** START OF DATA PROVIDED **

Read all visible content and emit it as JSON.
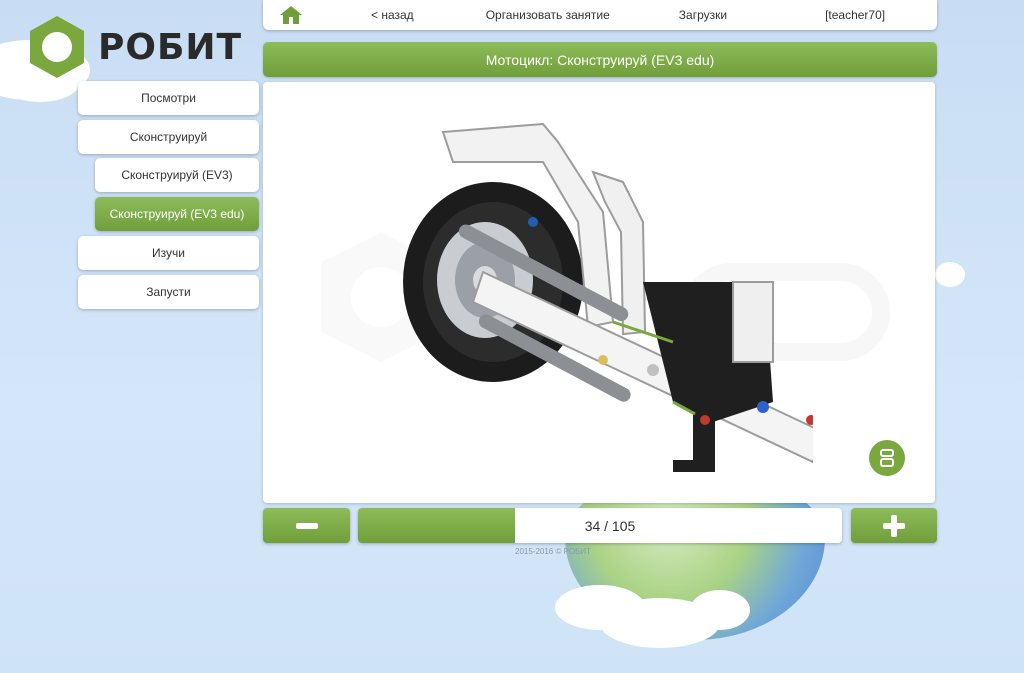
{
  "brand": {
    "name": "РОБИТ",
    "color": "#7aa83e"
  },
  "topnav": {
    "home_icon": "home-icon",
    "back": "< назад",
    "organize": "Организовать занятие",
    "downloads": "Загрузки",
    "user": "[teacher70]"
  },
  "title": "Мотоцикл: Сконструируй (EV3 edu)",
  "sidebar": {
    "items": [
      {
        "label": "Посмотри",
        "active": false
      },
      {
        "label": "Сконструируй",
        "active": false
      },
      {
        "label": "Сконструируй (EV3)",
        "active": false
      },
      {
        "label": "Сконструируй (EV3 edu)",
        "active": true
      },
      {
        "label": "Изучи",
        "active": false
      },
      {
        "label": "Запусти",
        "active": false
      }
    ]
  },
  "viewer": {
    "step_current": 34,
    "step_total": 105,
    "step_text": "34 / 105",
    "float_button_icon": "camera-rotate-icon"
  },
  "controls": {
    "minus_icon": "minus-icon",
    "plus_icon": "plus-icon"
  },
  "footer": "2015-2016 © РОБИТ"
}
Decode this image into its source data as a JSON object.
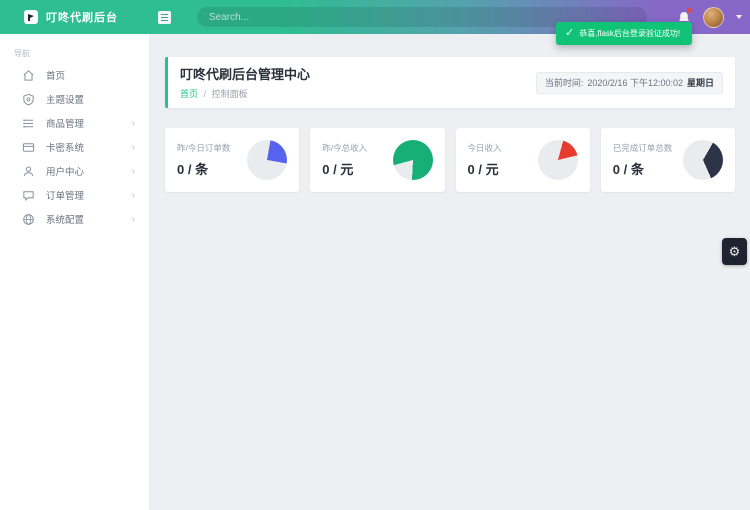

** END OF DATA PROVIDED **

== PROBLEM REQUIREMENTS ==
Each record should be quoted exactly, with the images omitted.

== THE REPLY ==
Read all visible content and emit it as JSON.
{
  "brand": {
    "name": "РОБИТ",
    "color": "#7aa83e"
  },
  "topnav": {
    "home_icon": "home-icon",
    "back": "< назад",
    "organize": "Организовать занятие",
    "downloads": "Загрузки",
    "user": "[teacher70]"
  },
  "title": "Мотоцикл: Сконструируй (EV3 edu)",
  "sidebar": {
    "items": [
      {
        "label": "Посмотри",
        "active": false
      },
      {
        "label": "Сконструируй",
        "active": false
      },
      {
        "label": "Сконструируй (EV3)",
        "active": false
      },
      {
        "label": "Сконструируй (EV3 edu)",
        "active": true
      },
      {
        "label": "Изучи",
        "active": false
      },
      {
        "label": "Запусти",
        "active": false
      }
    ]
  },
  "viewer": {
    "step_current": 34,
    "step_total": 105,
    "step_text": "34 / 105",
    "float_button_icon": "camera-rotate-icon"
  },
  "controls": {
    "minus_icon": "minus-icon",
    "plus_icon": "plus-icon"
  },
  "footer": "2015-2016 © РОБИТ"
}
Decode this image into its source data as a JSON object.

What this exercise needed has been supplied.